» Written instruction:
Count the lines in the records below that contain the string "takeaway", matching case exactly, and reply with the number alone.

» Given data:

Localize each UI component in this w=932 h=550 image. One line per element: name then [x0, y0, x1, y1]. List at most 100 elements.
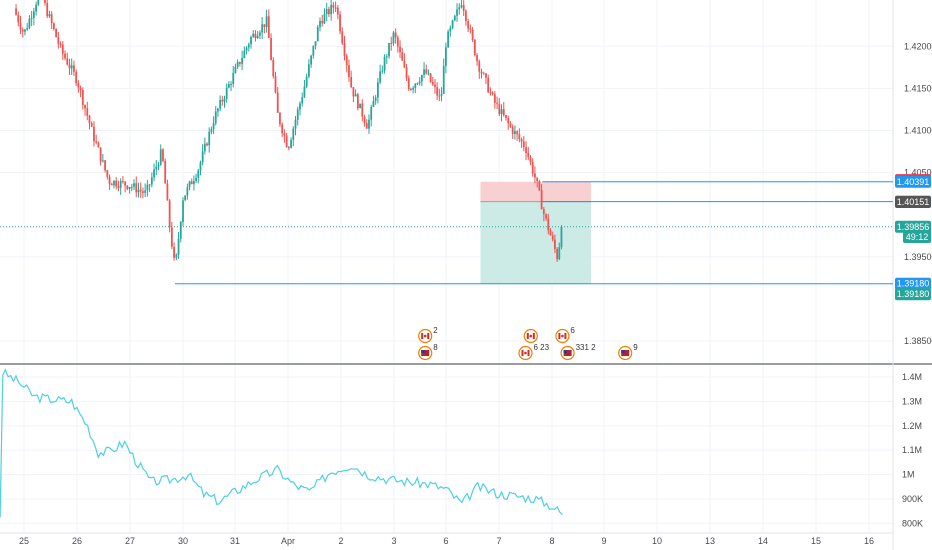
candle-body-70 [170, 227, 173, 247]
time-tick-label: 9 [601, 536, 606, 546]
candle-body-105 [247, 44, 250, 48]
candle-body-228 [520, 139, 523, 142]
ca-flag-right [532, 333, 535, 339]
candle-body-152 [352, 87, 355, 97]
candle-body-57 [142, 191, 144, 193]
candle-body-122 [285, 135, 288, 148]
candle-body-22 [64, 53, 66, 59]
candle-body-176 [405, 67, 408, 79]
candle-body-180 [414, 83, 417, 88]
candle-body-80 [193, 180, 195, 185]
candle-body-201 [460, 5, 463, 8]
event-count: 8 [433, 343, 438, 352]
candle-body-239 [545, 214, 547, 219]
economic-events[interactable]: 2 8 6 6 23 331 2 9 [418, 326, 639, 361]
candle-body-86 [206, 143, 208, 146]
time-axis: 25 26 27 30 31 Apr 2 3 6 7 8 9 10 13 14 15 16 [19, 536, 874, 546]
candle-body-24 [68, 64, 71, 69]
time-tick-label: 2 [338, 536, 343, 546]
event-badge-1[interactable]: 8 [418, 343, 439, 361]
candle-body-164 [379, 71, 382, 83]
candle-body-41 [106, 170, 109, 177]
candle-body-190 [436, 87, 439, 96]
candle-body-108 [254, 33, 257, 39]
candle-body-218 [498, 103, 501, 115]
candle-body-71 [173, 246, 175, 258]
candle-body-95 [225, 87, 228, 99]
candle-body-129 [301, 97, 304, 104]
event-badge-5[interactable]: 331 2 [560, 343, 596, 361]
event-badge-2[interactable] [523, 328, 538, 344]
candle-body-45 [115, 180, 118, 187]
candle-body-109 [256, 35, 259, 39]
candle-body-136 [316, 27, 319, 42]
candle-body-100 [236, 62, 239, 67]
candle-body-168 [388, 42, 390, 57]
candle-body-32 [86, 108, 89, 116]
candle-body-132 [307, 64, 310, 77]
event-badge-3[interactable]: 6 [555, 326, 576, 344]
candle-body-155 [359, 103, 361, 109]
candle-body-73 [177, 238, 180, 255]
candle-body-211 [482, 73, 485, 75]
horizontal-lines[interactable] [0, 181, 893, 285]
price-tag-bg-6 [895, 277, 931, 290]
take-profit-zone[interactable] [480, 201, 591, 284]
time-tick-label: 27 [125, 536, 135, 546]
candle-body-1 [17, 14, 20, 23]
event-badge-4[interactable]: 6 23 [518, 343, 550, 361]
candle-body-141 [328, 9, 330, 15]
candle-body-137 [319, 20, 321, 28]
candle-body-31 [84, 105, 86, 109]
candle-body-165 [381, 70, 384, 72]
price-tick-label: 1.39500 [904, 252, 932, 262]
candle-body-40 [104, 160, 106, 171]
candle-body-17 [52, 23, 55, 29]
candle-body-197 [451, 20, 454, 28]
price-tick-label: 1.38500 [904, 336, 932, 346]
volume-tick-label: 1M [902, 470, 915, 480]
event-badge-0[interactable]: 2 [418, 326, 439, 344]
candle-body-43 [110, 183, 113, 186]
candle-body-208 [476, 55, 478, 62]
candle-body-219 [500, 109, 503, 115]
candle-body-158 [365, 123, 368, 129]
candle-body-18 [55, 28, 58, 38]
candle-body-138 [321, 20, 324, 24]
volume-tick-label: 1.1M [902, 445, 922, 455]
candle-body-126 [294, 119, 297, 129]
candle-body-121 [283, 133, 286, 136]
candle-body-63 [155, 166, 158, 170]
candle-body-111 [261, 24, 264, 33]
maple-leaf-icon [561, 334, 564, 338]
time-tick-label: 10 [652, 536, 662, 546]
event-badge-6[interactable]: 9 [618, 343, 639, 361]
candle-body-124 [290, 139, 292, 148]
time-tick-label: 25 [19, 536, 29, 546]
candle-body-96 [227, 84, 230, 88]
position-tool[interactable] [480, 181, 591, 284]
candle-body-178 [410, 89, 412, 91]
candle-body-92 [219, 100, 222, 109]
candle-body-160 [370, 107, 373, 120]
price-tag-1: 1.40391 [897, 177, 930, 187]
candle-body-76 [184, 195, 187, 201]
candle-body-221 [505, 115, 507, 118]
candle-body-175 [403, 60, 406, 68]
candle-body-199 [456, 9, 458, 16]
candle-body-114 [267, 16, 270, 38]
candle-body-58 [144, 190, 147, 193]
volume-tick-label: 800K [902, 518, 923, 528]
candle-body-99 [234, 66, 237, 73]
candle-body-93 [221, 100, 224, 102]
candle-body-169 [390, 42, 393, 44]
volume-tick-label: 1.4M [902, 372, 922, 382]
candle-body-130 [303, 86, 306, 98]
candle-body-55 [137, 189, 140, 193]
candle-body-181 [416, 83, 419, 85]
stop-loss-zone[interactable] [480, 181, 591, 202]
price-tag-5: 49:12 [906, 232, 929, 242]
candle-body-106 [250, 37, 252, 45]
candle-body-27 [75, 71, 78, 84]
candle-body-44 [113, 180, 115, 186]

--

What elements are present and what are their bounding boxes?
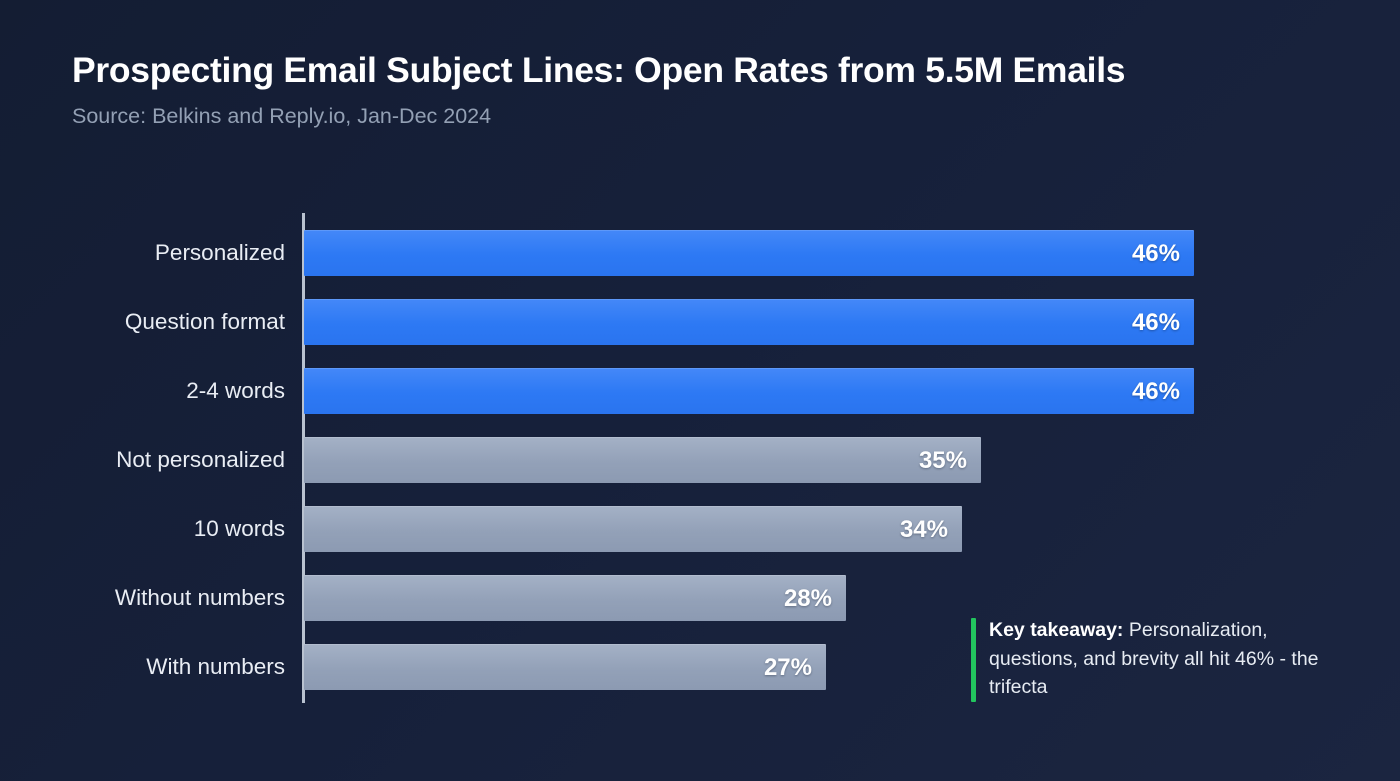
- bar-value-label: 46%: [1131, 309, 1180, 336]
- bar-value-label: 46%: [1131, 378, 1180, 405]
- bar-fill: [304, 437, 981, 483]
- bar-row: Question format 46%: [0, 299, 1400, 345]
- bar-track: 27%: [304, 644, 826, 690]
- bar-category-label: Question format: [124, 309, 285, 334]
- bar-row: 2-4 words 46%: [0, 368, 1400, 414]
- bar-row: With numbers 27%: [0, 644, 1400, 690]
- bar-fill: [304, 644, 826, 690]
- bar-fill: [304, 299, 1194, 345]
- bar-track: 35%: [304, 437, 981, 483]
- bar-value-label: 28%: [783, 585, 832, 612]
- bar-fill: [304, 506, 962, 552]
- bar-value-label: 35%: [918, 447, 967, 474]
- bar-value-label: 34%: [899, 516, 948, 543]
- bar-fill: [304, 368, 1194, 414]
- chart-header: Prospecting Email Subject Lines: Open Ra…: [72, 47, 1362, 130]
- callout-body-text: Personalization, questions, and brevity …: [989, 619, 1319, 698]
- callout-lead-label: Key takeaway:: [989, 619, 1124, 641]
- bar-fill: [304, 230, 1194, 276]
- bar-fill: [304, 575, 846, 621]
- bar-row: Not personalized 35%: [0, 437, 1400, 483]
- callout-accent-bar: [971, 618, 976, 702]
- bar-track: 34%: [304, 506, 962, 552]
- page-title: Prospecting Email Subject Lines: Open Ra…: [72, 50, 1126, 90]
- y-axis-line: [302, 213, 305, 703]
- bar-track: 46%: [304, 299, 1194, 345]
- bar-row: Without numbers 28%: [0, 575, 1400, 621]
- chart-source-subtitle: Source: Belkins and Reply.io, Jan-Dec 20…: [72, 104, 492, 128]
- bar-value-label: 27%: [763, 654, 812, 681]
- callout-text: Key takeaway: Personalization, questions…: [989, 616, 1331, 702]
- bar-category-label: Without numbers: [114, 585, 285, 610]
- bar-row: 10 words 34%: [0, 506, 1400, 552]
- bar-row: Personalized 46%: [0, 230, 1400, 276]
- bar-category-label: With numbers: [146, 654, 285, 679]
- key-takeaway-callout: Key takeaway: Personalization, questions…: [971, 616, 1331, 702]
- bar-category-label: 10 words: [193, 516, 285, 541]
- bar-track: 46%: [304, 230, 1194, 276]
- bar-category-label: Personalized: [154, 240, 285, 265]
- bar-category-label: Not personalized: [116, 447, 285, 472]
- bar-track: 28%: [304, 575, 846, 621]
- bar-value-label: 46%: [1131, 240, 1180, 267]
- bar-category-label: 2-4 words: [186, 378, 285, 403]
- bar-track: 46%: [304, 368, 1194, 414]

» In response:
3